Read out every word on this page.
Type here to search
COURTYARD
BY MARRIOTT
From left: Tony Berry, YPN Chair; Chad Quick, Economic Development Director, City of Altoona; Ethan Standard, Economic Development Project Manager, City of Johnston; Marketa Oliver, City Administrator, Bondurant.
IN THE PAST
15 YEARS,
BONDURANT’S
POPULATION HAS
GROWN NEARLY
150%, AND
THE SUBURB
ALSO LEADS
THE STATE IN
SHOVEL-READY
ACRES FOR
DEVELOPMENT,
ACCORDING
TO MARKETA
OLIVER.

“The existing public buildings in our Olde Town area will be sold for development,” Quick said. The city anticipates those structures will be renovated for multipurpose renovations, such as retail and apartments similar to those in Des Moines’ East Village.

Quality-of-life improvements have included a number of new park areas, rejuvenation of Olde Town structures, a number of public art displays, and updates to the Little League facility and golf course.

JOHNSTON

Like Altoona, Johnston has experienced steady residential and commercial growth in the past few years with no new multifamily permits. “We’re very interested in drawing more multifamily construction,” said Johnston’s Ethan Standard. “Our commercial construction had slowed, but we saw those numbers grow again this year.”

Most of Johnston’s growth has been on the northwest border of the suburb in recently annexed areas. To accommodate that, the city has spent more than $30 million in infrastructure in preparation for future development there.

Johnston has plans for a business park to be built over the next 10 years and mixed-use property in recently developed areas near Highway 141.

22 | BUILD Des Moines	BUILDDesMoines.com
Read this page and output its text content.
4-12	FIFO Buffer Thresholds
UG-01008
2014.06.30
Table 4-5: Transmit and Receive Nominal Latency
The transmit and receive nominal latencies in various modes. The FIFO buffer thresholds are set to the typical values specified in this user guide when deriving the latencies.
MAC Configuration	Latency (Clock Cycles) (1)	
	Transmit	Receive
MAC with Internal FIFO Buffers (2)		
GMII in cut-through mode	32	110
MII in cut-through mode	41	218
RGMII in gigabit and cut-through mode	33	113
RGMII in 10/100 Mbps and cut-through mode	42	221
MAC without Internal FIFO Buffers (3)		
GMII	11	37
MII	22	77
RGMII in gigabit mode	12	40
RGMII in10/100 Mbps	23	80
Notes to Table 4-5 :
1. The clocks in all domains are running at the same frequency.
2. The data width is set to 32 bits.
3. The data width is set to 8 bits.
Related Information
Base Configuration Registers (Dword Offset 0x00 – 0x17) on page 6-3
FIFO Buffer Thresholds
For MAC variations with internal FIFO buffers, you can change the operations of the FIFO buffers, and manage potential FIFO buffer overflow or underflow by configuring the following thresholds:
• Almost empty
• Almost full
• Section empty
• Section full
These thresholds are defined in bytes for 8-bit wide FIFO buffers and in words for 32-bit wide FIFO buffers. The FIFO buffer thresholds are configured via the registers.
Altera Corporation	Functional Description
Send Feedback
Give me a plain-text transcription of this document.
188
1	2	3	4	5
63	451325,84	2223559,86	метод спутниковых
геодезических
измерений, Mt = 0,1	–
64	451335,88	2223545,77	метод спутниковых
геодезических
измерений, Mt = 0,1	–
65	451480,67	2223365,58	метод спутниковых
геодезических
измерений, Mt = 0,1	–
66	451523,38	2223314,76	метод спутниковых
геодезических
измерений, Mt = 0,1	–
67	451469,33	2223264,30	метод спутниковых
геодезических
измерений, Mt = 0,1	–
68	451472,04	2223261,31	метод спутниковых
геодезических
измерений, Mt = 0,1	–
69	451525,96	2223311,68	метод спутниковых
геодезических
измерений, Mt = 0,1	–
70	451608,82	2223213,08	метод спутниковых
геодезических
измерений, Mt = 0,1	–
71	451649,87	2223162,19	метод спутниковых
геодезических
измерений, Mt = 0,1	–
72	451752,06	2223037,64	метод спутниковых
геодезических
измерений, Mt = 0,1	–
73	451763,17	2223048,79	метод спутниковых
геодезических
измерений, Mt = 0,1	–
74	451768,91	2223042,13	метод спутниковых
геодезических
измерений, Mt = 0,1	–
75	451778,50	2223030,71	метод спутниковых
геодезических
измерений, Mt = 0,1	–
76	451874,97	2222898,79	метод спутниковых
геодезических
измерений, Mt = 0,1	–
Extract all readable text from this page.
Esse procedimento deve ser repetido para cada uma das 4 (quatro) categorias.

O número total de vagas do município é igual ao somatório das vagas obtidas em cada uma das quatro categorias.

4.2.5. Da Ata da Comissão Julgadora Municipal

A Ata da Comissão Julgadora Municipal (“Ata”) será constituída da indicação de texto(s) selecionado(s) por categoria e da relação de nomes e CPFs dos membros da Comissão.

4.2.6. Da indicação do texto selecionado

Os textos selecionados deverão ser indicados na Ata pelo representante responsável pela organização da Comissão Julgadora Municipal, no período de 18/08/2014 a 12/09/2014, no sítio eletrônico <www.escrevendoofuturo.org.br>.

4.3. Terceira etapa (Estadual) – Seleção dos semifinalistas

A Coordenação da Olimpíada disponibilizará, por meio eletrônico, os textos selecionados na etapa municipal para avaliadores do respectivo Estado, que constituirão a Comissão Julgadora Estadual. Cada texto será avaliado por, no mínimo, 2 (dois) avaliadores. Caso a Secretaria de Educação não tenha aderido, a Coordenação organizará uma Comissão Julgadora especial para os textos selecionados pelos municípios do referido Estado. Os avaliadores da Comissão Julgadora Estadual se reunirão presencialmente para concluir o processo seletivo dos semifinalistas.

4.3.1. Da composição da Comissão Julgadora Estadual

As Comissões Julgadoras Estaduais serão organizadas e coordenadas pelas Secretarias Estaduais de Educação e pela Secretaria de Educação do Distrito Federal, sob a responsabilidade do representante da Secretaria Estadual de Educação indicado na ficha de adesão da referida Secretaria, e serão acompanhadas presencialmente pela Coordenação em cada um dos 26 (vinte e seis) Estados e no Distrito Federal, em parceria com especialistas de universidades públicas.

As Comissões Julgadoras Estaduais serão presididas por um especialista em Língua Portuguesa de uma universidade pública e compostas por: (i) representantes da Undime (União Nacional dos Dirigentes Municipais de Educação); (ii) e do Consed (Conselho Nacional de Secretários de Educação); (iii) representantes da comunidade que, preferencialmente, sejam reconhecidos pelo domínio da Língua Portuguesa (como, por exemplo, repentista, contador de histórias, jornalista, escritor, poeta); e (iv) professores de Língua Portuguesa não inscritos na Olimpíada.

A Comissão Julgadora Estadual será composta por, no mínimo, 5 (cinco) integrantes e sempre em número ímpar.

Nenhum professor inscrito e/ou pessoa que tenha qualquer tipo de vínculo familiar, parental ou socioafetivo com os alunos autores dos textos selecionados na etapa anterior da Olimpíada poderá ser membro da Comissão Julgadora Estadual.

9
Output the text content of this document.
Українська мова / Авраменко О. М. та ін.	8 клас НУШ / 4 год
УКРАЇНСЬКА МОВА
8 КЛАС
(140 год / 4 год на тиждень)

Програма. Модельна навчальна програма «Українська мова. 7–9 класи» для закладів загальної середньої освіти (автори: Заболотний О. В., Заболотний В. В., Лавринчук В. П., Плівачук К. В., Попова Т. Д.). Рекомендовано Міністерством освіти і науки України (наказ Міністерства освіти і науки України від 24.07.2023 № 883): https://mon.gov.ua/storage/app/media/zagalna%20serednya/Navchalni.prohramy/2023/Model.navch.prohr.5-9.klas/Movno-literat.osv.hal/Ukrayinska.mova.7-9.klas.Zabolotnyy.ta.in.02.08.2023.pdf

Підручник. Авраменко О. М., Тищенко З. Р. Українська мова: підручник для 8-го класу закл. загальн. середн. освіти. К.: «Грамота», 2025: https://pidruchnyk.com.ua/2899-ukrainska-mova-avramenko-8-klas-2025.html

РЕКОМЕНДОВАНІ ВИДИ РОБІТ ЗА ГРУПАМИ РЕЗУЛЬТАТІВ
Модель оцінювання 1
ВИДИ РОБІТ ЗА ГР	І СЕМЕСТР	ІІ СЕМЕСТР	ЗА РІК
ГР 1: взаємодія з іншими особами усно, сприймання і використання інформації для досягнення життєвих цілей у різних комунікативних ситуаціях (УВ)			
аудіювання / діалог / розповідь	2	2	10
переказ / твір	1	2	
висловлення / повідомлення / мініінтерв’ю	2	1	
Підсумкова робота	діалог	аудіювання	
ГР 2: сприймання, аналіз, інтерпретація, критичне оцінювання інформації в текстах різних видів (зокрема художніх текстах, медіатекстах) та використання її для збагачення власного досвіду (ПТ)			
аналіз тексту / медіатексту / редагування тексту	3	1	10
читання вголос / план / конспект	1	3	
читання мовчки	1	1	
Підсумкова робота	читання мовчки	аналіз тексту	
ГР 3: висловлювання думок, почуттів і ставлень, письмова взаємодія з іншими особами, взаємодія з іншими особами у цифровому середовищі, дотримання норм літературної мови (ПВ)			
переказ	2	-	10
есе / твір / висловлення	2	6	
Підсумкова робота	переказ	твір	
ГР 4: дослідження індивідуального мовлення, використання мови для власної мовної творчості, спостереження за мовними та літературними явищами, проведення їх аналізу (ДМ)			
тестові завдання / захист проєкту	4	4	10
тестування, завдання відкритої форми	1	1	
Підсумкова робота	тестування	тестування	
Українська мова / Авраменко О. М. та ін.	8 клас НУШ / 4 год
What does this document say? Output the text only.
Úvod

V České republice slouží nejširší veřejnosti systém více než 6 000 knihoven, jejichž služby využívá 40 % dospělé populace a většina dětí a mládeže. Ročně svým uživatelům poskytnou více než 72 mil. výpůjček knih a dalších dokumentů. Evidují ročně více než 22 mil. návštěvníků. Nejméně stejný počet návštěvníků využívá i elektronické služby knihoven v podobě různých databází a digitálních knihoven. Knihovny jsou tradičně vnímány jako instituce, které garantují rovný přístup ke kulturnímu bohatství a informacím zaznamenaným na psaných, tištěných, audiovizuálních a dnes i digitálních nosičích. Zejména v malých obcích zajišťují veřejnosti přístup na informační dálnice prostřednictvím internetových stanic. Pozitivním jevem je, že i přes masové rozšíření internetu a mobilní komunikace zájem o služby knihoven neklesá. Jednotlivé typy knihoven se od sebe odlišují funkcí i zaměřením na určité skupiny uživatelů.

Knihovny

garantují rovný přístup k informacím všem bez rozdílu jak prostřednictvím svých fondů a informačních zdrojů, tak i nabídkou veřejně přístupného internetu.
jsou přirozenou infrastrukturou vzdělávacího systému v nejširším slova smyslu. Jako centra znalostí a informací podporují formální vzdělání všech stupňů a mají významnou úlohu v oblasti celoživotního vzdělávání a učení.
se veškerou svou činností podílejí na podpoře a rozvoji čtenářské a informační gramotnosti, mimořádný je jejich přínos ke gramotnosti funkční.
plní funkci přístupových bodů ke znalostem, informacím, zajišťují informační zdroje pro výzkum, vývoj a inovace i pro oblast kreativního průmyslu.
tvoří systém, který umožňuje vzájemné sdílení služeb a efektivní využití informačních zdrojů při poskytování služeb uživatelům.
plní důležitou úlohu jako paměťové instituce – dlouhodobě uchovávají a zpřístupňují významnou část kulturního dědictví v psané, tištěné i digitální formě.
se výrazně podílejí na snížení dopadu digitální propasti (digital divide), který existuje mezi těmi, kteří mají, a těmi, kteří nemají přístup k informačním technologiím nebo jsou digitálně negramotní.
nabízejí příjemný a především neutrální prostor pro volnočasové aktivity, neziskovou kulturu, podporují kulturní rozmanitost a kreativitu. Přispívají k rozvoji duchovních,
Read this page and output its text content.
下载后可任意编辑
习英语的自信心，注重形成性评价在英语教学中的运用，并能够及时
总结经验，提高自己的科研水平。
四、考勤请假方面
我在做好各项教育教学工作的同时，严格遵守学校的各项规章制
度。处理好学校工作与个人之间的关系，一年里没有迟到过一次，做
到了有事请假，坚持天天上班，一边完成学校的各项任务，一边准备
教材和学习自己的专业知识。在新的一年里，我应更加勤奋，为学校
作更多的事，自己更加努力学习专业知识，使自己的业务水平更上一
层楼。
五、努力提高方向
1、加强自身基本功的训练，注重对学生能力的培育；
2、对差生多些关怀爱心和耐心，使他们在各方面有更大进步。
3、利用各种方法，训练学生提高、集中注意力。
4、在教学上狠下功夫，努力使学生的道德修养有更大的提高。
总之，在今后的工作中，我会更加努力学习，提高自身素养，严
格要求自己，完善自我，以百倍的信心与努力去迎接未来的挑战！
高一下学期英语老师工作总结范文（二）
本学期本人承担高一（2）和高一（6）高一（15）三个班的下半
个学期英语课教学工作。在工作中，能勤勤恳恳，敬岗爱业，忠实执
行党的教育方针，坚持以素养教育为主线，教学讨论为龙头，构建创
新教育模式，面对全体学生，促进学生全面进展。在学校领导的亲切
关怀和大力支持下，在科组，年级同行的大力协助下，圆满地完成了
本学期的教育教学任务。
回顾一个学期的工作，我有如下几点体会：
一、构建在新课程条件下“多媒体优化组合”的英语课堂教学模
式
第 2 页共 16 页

● EXERCISE BRIEF
From the listing above, copy every line that includes the word "робота".

● WRITTEN RESPONSE
Підсумкова робота	діалог	аудіювання	
Підсумкова робота	читання мовчки	аналіз тексту	
Підсумкова робота	переказ	твір	
Підсумкова робота	тестування	тестування	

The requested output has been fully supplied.